§ **TASK STATEMENT**
Lines holding the string "خودت" are the ones to copy; find them all in the data.

§ **RECORDS FOR THE EXERCISE**

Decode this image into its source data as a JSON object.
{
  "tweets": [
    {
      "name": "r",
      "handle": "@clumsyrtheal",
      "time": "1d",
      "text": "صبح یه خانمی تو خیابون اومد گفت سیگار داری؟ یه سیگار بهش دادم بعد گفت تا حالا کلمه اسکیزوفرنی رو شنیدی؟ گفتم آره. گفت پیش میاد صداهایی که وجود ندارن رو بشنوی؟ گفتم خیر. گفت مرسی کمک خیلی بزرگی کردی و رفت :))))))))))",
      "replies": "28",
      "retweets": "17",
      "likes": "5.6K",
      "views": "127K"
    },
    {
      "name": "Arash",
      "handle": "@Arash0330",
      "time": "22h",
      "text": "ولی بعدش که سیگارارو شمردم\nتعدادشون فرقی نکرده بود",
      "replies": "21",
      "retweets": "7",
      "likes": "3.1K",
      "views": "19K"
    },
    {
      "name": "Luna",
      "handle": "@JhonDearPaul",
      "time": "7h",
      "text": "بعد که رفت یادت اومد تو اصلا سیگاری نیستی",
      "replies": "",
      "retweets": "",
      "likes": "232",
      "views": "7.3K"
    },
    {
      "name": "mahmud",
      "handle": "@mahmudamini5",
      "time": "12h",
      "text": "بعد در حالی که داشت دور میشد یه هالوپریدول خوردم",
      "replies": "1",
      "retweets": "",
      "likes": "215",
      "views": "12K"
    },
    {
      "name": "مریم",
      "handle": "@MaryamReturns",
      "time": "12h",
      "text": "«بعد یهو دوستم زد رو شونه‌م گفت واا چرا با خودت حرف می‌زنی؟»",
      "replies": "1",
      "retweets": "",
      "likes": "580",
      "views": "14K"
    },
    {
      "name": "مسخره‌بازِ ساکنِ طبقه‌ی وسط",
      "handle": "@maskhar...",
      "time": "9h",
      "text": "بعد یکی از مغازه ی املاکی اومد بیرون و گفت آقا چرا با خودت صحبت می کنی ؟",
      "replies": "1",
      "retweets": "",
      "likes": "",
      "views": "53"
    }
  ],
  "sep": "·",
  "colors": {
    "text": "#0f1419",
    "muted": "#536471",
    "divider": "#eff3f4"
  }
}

§ **SOLUTION**
      "text": "«بعد یهو دوستم زد رو شونه‌م گفت واا چرا با خودت حرف می‌زنی؟»",
      "text": "بعد یکی از مغازه ی املاکی اومد بیرون و گفت آقا چرا با خودت صحبت می کنی ؟",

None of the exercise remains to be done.